LISTING
__________
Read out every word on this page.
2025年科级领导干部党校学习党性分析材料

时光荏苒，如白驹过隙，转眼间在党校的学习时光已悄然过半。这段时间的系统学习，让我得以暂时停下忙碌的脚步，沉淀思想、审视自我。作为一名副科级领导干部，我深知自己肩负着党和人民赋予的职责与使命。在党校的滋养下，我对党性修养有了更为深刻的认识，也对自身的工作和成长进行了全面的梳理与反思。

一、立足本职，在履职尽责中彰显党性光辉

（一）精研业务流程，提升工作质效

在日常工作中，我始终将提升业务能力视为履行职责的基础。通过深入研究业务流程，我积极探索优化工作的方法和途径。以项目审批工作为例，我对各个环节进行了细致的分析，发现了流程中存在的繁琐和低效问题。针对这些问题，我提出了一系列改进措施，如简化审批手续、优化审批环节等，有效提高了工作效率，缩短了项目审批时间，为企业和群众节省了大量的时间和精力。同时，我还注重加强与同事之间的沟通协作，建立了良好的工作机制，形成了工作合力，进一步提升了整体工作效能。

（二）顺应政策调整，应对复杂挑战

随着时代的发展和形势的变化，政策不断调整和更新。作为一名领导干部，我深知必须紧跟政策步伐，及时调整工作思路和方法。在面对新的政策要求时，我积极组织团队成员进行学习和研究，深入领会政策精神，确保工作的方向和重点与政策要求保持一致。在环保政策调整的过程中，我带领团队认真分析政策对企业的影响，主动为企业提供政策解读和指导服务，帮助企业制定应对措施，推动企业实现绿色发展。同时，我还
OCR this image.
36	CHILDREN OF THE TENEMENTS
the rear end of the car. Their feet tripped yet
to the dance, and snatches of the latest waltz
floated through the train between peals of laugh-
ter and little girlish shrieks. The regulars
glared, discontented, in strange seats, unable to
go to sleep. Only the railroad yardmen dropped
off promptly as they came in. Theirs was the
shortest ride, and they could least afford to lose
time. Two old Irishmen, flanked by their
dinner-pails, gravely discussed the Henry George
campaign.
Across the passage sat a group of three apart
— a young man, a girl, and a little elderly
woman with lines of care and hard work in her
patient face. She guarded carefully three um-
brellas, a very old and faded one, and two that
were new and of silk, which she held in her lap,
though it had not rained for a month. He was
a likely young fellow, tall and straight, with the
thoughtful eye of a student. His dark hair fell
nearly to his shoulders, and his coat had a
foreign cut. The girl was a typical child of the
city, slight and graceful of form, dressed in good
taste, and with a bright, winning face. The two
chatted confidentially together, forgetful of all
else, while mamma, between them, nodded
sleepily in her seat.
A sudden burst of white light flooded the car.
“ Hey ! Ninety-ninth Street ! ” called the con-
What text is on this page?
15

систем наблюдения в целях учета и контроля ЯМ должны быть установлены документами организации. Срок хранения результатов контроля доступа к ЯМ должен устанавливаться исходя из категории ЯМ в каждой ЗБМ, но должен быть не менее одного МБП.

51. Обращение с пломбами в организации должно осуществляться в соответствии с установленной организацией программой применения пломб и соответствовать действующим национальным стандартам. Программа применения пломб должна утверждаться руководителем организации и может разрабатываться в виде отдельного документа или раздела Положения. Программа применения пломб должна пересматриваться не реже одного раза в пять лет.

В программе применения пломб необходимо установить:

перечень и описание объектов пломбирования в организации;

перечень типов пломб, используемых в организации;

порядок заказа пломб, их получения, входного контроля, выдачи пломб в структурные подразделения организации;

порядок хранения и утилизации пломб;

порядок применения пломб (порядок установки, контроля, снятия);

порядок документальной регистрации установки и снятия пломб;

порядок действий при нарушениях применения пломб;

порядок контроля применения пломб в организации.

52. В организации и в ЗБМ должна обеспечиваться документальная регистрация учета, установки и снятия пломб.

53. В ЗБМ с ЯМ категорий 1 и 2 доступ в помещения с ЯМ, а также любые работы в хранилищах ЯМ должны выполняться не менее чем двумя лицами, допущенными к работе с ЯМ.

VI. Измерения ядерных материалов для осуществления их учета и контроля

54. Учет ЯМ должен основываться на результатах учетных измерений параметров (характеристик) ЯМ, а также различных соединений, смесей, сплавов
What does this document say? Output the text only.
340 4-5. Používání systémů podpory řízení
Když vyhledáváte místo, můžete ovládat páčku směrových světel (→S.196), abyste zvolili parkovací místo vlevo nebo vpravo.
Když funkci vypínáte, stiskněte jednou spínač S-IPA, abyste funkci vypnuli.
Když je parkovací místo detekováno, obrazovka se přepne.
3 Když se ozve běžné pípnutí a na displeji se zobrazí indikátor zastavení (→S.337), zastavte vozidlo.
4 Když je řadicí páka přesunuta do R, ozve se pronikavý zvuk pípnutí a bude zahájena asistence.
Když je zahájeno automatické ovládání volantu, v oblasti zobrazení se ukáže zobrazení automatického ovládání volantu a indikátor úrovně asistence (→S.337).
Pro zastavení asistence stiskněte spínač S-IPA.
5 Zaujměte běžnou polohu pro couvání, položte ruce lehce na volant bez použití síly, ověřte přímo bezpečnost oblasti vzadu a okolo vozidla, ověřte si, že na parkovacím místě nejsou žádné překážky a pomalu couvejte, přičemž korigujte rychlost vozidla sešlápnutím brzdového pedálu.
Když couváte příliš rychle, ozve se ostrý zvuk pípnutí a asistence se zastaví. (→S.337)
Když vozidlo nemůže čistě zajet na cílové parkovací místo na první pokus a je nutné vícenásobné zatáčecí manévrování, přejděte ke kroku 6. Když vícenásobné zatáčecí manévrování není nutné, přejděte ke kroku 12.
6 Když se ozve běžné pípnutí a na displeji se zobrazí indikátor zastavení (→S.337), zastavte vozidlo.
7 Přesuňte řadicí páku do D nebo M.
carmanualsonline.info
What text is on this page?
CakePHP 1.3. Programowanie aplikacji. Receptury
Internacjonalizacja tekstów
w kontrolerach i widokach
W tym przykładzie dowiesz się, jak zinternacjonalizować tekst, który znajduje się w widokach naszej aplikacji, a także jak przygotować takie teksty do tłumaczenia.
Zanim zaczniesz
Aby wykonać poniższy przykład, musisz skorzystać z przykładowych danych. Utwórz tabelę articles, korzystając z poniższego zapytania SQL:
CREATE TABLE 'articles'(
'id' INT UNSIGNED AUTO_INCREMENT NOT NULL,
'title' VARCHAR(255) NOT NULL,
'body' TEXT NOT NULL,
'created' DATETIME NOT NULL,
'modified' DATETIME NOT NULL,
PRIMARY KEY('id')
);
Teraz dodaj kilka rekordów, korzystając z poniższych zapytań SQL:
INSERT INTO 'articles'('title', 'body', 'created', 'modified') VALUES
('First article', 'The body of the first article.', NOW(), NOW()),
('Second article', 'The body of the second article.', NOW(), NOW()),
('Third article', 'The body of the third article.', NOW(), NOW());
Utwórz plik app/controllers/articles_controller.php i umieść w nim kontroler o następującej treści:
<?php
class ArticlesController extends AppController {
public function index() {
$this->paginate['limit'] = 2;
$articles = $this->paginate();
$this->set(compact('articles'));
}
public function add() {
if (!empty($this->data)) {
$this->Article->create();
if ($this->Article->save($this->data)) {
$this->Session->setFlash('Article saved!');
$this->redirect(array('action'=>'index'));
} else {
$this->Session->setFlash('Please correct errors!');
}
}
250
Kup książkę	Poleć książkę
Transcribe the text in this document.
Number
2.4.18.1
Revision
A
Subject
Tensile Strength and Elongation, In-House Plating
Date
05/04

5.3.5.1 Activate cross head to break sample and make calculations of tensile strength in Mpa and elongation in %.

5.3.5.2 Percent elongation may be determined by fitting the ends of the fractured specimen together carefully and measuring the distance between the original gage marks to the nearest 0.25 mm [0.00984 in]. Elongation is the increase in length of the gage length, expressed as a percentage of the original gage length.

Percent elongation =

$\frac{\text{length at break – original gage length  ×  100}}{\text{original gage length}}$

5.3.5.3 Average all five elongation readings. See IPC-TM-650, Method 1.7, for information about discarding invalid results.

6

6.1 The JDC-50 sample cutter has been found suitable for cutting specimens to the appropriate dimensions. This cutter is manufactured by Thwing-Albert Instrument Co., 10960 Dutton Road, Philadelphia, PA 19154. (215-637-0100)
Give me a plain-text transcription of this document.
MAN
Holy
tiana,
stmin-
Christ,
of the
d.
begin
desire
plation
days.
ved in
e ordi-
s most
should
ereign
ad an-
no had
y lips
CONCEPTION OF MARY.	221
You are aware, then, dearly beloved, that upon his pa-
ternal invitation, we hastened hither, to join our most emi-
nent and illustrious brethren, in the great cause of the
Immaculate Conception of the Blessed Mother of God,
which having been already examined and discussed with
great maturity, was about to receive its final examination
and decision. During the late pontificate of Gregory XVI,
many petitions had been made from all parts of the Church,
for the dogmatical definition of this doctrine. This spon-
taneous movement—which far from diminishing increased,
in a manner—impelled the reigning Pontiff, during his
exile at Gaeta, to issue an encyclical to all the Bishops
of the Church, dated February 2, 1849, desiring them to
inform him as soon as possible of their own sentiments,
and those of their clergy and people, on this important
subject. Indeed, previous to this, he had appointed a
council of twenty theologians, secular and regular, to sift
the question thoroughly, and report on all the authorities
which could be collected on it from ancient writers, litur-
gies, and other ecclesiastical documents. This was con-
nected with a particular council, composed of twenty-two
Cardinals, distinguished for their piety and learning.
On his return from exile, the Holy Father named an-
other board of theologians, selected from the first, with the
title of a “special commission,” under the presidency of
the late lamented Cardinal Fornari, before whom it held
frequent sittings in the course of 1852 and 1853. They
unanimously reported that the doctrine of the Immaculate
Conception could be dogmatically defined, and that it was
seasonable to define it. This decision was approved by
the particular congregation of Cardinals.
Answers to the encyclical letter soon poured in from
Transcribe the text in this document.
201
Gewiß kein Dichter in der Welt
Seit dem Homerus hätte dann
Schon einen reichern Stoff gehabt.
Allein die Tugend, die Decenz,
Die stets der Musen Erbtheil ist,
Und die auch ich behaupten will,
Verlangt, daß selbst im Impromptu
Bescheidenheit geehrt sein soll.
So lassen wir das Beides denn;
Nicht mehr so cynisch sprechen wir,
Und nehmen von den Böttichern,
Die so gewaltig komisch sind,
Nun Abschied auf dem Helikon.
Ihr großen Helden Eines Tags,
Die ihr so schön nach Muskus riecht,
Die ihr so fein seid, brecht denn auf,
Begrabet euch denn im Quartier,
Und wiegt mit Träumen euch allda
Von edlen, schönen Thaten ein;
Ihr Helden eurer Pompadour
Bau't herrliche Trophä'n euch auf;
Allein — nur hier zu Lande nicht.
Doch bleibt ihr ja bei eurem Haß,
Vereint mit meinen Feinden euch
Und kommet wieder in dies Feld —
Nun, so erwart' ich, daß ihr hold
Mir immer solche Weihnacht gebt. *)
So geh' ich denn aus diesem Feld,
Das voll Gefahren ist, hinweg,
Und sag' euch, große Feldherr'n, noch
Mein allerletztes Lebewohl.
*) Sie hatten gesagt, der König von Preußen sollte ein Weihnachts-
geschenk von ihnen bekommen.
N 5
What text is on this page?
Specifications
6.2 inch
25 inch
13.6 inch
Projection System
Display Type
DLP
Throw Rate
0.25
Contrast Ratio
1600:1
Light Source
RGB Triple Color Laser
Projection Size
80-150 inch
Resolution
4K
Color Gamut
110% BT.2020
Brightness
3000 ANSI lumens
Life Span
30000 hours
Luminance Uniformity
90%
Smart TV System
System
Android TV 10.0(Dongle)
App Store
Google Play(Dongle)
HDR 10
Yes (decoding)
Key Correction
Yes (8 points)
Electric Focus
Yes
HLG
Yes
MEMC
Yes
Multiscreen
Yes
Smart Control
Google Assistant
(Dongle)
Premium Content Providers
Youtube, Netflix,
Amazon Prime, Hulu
__________
JOB
Copy each line above that contains the word "break".

TASK ANSWER
5.3.5.1 Activate cross head to break sample and make calculations of tensile strength in Mpa and elongation in %.
$\frac{\text{length at break – original gage length  ×  100}}{\text{original gage length}}$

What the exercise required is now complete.